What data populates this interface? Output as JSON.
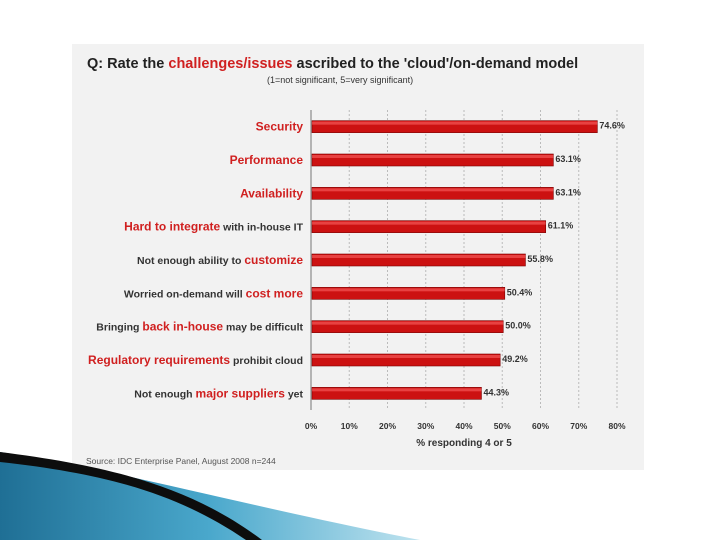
{
  "title": {
    "prefix": "Q: Rate the ",
    "highlight": "challenges/issues",
    "suffix": " ascribed to the 'cloud'/on-demand model"
  },
  "subtitle": "(1=not significant, 5=very significant)",
  "source": "Source: IDC Enterprise Panel, August 2008  n=244",
  "colors": {
    "bar": "#cc1111",
    "highlight": "#d02020",
    "grid": "#bbbbbb",
    "panel": "#f2f2f2"
  },
  "chart_data": {
    "type": "bar",
    "orientation": "horizontal",
    "xlabel": "% responding 4 or 5",
    "xlim": [
      0,
      80
    ],
    "xticks": [
      "0%",
      "10%",
      "20%",
      "30%",
      "40%",
      "50%",
      "60%",
      "70%",
      "80%"
    ],
    "grid": true,
    "categories": [
      [
        {
          "t": "Security",
          "h": true
        }
      ],
      [
        {
          "t": "Performance",
          "h": true
        }
      ],
      [
        {
          "t": "Availability",
          "h": true
        }
      ],
      [
        {
          "t": "Hard to integrate",
          "h": true
        },
        {
          "t": " with in-house IT",
          "h": false
        }
      ],
      [
        {
          "t": "Not enough ability to ",
          "h": false
        },
        {
          "t": "customize",
          "h": true
        }
      ],
      [
        {
          "t": "Worried on-demand will ",
          "h": false
        },
        {
          "t": "cost more",
          "h": true
        }
      ],
      [
        {
          "t": "Bringing ",
          "h": false
        },
        {
          "t": "back in-house",
          "h": true
        },
        {
          "t": " may be difficult",
          "h": false
        }
      ],
      [
        {
          "t": "Regulatory requirements",
          "h": true
        },
        {
          "t": " prohibit cloud",
          "h": false
        }
      ],
      [
        {
          "t": "Not enough ",
          "h": false
        },
        {
          "t": "major suppliers",
          "h": true
        },
        {
          "t": " yet",
          "h": false
        }
      ]
    ],
    "values": [
      74.6,
      63.1,
      63.1,
      61.1,
      55.8,
      50.4,
      50.0,
      49.2,
      44.3
    ],
    "value_labels": [
      "74.6%",
      "63.1%",
      "63.1%",
      "61.1%",
      "55.8%",
      "50.4%",
      "50.0%",
      "49.2%",
      "44.3%"
    ]
  }
}
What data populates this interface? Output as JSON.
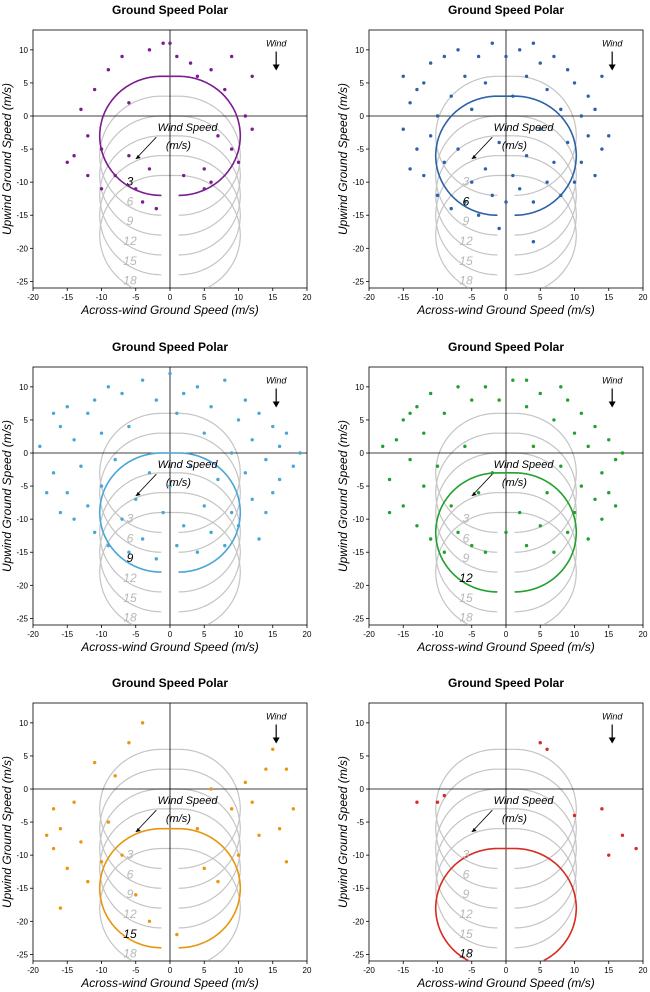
{
  "chart_data": [
    {
      "type": "scatter",
      "title": "Ground Speed Polar",
      "xlabel": "Across-wind Ground Speed (m/s)",
      "ylabel": "Upwind Ground Speed (m/s)",
      "xlim": [
        -20,
        20
      ],
      "ylim": [
        -26,
        13
      ],
      "xticks": [
        -20,
        -15,
        -10,
        -5,
        0,
        5,
        10,
        15,
        20
      ],
      "yticks": [
        10,
        5,
        0,
        -5,
        -10,
        -15,
        -20,
        -25
      ],
      "wind_label": "Wind",
      "annotation": [
        "Wind Speed",
        "(m/s)"
      ],
      "airspeed": 9,
      "reference_wind_speeds": [
        "3",
        "6",
        "9",
        "12",
        "15",
        "18"
      ],
      "highlight_wind_speed": "3",
      "color": "#7b1c8f",
      "points": [
        [
          -13,
          1
        ],
        [
          -12,
          -3
        ],
        [
          -11,
          4
        ],
        [
          -10,
          -5
        ],
        [
          -9,
          7
        ],
        [
          -8,
          -9
        ],
        [
          -7,
          9
        ],
        [
          -6,
          2
        ],
        [
          -5,
          -11
        ],
        [
          -4,
          -13
        ],
        [
          -3,
          10
        ],
        [
          -2,
          -14
        ],
        [
          -1,
          11
        ],
        [
          0,
          11
        ],
        [
          1,
          9
        ],
        [
          2,
          -9
        ],
        [
          3,
          8
        ],
        [
          4,
          6
        ],
        [
          5,
          -8
        ],
        [
          6,
          7
        ],
        [
          7,
          -3
        ],
        [
          8,
          4
        ],
        [
          9,
          -5
        ],
        [
          10,
          -7
        ],
        [
          11,
          0
        ],
        [
          12,
          -2
        ],
        [
          -14,
          -6
        ],
        [
          -15,
          -7
        ],
        [
          -10,
          -11
        ],
        [
          -12,
          -9
        ],
        [
          -3,
          -8
        ],
        [
          -6,
          -6
        ],
        [
          5,
          -11
        ],
        [
          6,
          -10
        ],
        [
          9,
          9
        ],
        [
          12,
          6
        ]
      ]
    },
    {
      "type": "scatter",
      "title": "Ground Speed Polar",
      "xlabel": "Across-wind Ground Speed (m/s)",
      "ylabel": "Upwind Ground Speed (m/s)",
      "xlim": [
        -20,
        20
      ],
      "ylim": [
        -26,
        13
      ],
      "xticks": [
        -20,
        -15,
        -10,
        -5,
        0,
        5,
        10,
        15,
        20
      ],
      "yticks": [
        10,
        5,
        0,
        -5,
        -10,
        -15,
        -20,
        -25
      ],
      "wind_label": "Wind",
      "annotation": [
        "Wind Speed",
        "(m/s)"
      ],
      "airspeed": 9,
      "reference_wind_speeds": [
        "3",
        "6",
        "9",
        "12",
        "15",
        "18"
      ],
      "highlight_wind_speed": "6",
      "color": "#2b62a8",
      "points": [
        [
          -14,
          2
        ],
        [
          -13,
          -5
        ],
        [
          -12,
          5
        ],
        [
          -12,
          -9
        ],
        [
          -11,
          8
        ],
        [
          -11,
          -3
        ],
        [
          -10,
          -12
        ],
        [
          -10,
          0
        ],
        [
          -9,
          9
        ],
        [
          -9,
          -7
        ],
        [
          -8,
          -14
        ],
        [
          -8,
          3
        ],
        [
          -7,
          10
        ],
        [
          -7,
          -5
        ],
        [
          -6,
          -13
        ],
        [
          -6,
          6
        ],
        [
          -5,
          -10
        ],
        [
          -5,
          1
        ],
        [
          -4,
          9
        ],
        [
          -4,
          -15
        ],
        [
          -3,
          -8
        ],
        [
          -3,
          5
        ],
        [
          -2,
          11
        ],
        [
          -2,
          -12
        ],
        [
          -1,
          -4
        ],
        [
          0,
          9
        ],
        [
          0,
          -13
        ],
        [
          1,
          3
        ],
        [
          1,
          -9
        ],
        [
          2,
          10
        ],
        [
          2,
          -11
        ],
        [
          3,
          -6
        ],
        [
          3,
          6
        ],
        [
          4,
          11
        ],
        [
          4,
          -13
        ],
        [
          5,
          -2
        ],
        [
          5,
          8
        ],
        [
          6,
          -10
        ],
        [
          6,
          4
        ],
        [
          7,
          9
        ],
        [
          7,
          -7
        ],
        [
          8,
          1
        ],
        [
          8,
          -12
        ],
        [
          9,
          7
        ],
        [
          9,
          -4
        ],
        [
          10,
          5
        ],
        [
          10,
          -10
        ],
        [
          11,
          0
        ],
        [
          11,
          -7
        ],
        [
          12,
          3
        ],
        [
          12,
          -3
        ],
        [
          13,
          -9
        ],
        [
          13,
          1
        ],
        [
          14,
          -5
        ],
        [
          14,
          6
        ],
        [
          -15,
          -2
        ],
        [
          -14,
          -8
        ],
        [
          -13,
          4
        ],
        [
          -15,
          6
        ],
        [
          4,
          -19
        ],
        [
          -1,
          -17
        ],
        [
          15,
          -3
        ]
      ]
    },
    {
      "type": "scatter",
      "title": "Ground Speed Polar",
      "xlabel": "Across-wind Ground Speed (m/s)",
      "ylabel": "Upwind Ground Speed (m/s)",
      "xlim": [
        -20,
        20
      ],
      "ylim": [
        -26,
        13
      ],
      "xticks": [
        -20,
        -15,
        -10,
        -5,
        0,
        5,
        10,
        15,
        20
      ],
      "yticks": [
        10,
        5,
        0,
        -5,
        -10,
        -15,
        -20,
        -25
      ],
      "wind_label": "Wind",
      "annotation": [
        "Wind Speed",
        "(m/s)"
      ],
      "airspeed": 9,
      "reference_wind_speeds": [
        "3",
        "6",
        "9",
        "12",
        "15",
        "18"
      ],
      "highlight_wind_speed": "9",
      "color": "#4aa6d6",
      "points": [
        [
          -19,
          1
        ],
        [
          -17,
          -3
        ],
        [
          -16,
          4
        ],
        [
          -15,
          -6
        ],
        [
          -14,
          2
        ],
        [
          -14,
          -10
        ],
        [
          -13,
          -2
        ],
        [
          -12,
          6
        ],
        [
          -12,
          -8
        ],
        [
          -11,
          8
        ],
        [
          -11,
          -12
        ],
        [
          -10,
          -5
        ],
        [
          -10,
          3
        ],
        [
          -9,
          10
        ],
        [
          -9,
          -14
        ],
        [
          -8,
          -1
        ],
        [
          -7,
          9
        ],
        [
          -7,
          -10
        ],
        [
          -6,
          -15
        ],
        [
          -6,
          4
        ],
        [
          -5,
          -7
        ],
        [
          -4,
          11
        ],
        [
          -4,
          -13
        ],
        [
          -3,
          -3
        ],
        [
          -2,
          8
        ],
        [
          -2,
          -16
        ],
        [
          -1,
          -9
        ],
        [
          0,
          12
        ],
        [
          0,
          -5
        ],
        [
          1,
          6
        ],
        [
          1,
          -14
        ],
        [
          2,
          -11
        ],
        [
          2,
          9
        ],
        [
          3,
          -2
        ],
        [
          4,
          10
        ],
        [
          4,
          -15
        ],
        [
          5,
          -8
        ],
        [
          5,
          3
        ],
        [
          6,
          -12
        ],
        [
          6,
          7
        ],
        [
          7,
          -4
        ],
        [
          8,
          11
        ],
        [
          8,
          -14
        ],
        [
          9,
          0
        ],
        [
          9,
          -9
        ],
        [
          10,
          5
        ],
        [
          10,
          -11
        ],
        [
          11,
          -3
        ],
        [
          11,
          8
        ],
        [
          12,
          -7
        ],
        [
          12,
          2
        ],
        [
          13,
          -13
        ],
        [
          13,
          6
        ],
        [
          14,
          -1
        ],
        [
          14,
          -9
        ],
        [
          15,
          4
        ],
        [
          15,
          -6
        ],
        [
          16,
          1
        ],
        [
          16,
          -4
        ],
        [
          17,
          3
        ],
        [
          18,
          -2
        ],
        [
          19,
          0
        ],
        [
          -18,
          -6
        ],
        [
          -16,
          -9
        ],
        [
          -17,
          6
        ],
        [
          -15,
          7
        ]
      ]
    },
    {
      "type": "scatter",
      "title": "Ground Speed Polar",
      "xlabel": "Across-wind Ground Speed (m/s)",
      "ylabel": "Upwind Ground Speed (m/s)",
      "xlim": [
        -20,
        20
      ],
      "ylim": [
        -26,
        13
      ],
      "xticks": [
        -20,
        -15,
        -10,
        -5,
        0,
        5,
        10,
        15,
        20
      ],
      "yticks": [
        10,
        5,
        0,
        -5,
        -10,
        -15,
        -20,
        -25
      ],
      "wind_label": "Wind",
      "annotation": [
        "Wind Speed",
        "(m/s)"
      ],
      "airspeed": 9,
      "reference_wind_speeds": [
        "3",
        "6",
        "9",
        "12",
        "15",
        "18"
      ],
      "highlight_wind_speed": "12",
      "color": "#22a02e",
      "points": [
        [
          -17,
          -4
        ],
        [
          -16,
          2
        ],
        [
          -15,
          -8
        ],
        [
          -15,
          5
        ],
        [
          -14,
          -1
        ],
        [
          -13,
          -11
        ],
        [
          -13,
          7
        ],
        [
          -12,
          -5
        ],
        [
          -12,
          3
        ],
        [
          -11,
          9
        ],
        [
          -11,
          -13
        ],
        [
          -10,
          -2
        ],
        [
          -9,
          6
        ],
        [
          -9,
          -15
        ],
        [
          -8,
          -8
        ],
        [
          -7,
          10
        ],
        [
          -7,
          -12
        ],
        [
          -6,
          1
        ],
        [
          -5,
          -14
        ],
        [
          -5,
          8
        ],
        [
          -4,
          -6
        ],
        [
          -3,
          10
        ],
        [
          -3,
          -15
        ],
        [
          -2,
          -3
        ],
        [
          -1,
          8
        ],
        [
          0,
          -12
        ],
        [
          1,
          11
        ],
        [
          2,
          -9
        ],
        [
          3,
          7
        ],
        [
          3,
          -14
        ],
        [
          4,
          1
        ],
        [
          5,
          -11
        ],
        [
          5,
          9
        ],
        [
          6,
          -6
        ],
        [
          7,
          5
        ],
        [
          7,
          -15
        ],
        [
          8,
          -2
        ],
        [
          9,
          -12
        ],
        [
          9,
          8
        ],
        [
          10,
          3
        ],
        [
          10,
          -9
        ],
        [
          11,
          -5
        ],
        [
          11,
          6
        ],
        [
          12,
          -13
        ],
        [
          12,
          1
        ],
        [
          13,
          -7
        ],
        [
          13,
          4
        ],
        [
          14,
          -3
        ],
        [
          14,
          -10
        ],
        [
          15,
          2
        ],
        [
          15,
          -6
        ],
        [
          16,
          -1
        ],
        [
          16,
          -8
        ],
        [
          17,
          0
        ],
        [
          -18,
          1
        ],
        [
          -17,
          -9
        ],
        [
          -14,
          6
        ],
        [
          3,
          11
        ],
        [
          8,
          10
        ]
      ]
    },
    {
      "type": "scatter",
      "title": "Ground Speed Polar",
      "xlabel": "Across-wind Ground Speed (m/s)",
      "ylabel": "Upwind Ground Speed (m/s)",
      "xlim": [
        -20,
        20
      ],
      "ylim": [
        -26,
        13
      ],
      "xticks": [
        -20,
        -15,
        -10,
        -5,
        0,
        5,
        10,
        15,
        20
      ],
      "yticks": [
        10,
        5,
        0,
        -5,
        -10,
        -15,
        -20,
        -25
      ],
      "wind_label": "Wind",
      "annotation": [
        "Wind Speed",
        "(m/s)"
      ],
      "airspeed": 9,
      "reference_wind_speeds": [
        "3",
        "6",
        "9",
        "12",
        "15",
        "18"
      ],
      "highlight_wind_speed": "15",
      "color": "#e8960f",
      "points": [
        [
          -17,
          -3
        ],
        [
          -17,
          -9
        ],
        [
          -16,
          -6
        ],
        [
          -16,
          -18
        ],
        [
          -15,
          -12
        ],
        [
          -14,
          -2
        ],
        [
          -13,
          -8
        ],
        [
          -12,
          -14
        ],
        [
          -11,
          4
        ],
        [
          -10,
          -11
        ],
        [
          -9,
          -5
        ],
        [
          -8,
          2
        ],
        [
          -7,
          -10
        ],
        [
          -6,
          7
        ],
        [
          -5,
          -16
        ],
        [
          -4,
          10
        ],
        [
          -3,
          -20
        ],
        [
          1,
          -22
        ],
        [
          4,
          -6
        ],
        [
          5,
          -12
        ],
        [
          6,
          0
        ],
        [
          7,
          -14
        ],
        [
          9,
          -3
        ],
        [
          10,
          -10
        ],
        [
          11,
          1
        ],
        [
          12,
          -2
        ],
        [
          13,
          -7
        ],
        [
          14,
          3
        ],
        [
          15,
          6
        ],
        [
          16,
          -6
        ],
        [
          17,
          3
        ],
        [
          17,
          -11
        ],
        [
          18,
          -3
        ],
        [
          -18,
          -7
        ]
      ]
    },
    {
      "type": "scatter",
      "title": "Ground Speed Polar",
      "xlabel": "Across-wind Ground Speed (m/s)",
      "ylabel": "Upwind Ground Speed (m/s)",
      "xlim": [
        -20,
        20
      ],
      "ylim": [
        -26,
        13
      ],
      "xticks": [
        -20,
        -15,
        -10,
        -5,
        0,
        5,
        10,
        15,
        20
      ],
      "yticks": [
        10,
        5,
        0,
        -5,
        -10,
        -15,
        -20,
        -25
      ],
      "wind_label": "Wind",
      "annotation": [
        "Wind Speed",
        "(m/s)"
      ],
      "airspeed": 9,
      "reference_wind_speeds": [
        "3",
        "6",
        "9",
        "12",
        "15",
        "18"
      ],
      "highlight_wind_speed": "18",
      "color": "#d82c20",
      "points": [
        [
          -13,
          -2
        ],
        [
          -10,
          -2
        ],
        [
          -9,
          -1
        ],
        [
          5,
          7
        ],
        [
          6,
          6
        ],
        [
          10,
          -4
        ],
        [
          14,
          -3
        ],
        [
          15,
          -10
        ],
        [
          17,
          -7
        ],
        [
          19,
          -9
        ]
      ]
    }
  ]
}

####################

• _What is asked_
Gather all the lines that include the word "cloud" and copy them out.

• _Answer for this exercise_
    "suffix": " ascribed to the 'cloud'/on-demand model"
          "t": " prohibit cloud",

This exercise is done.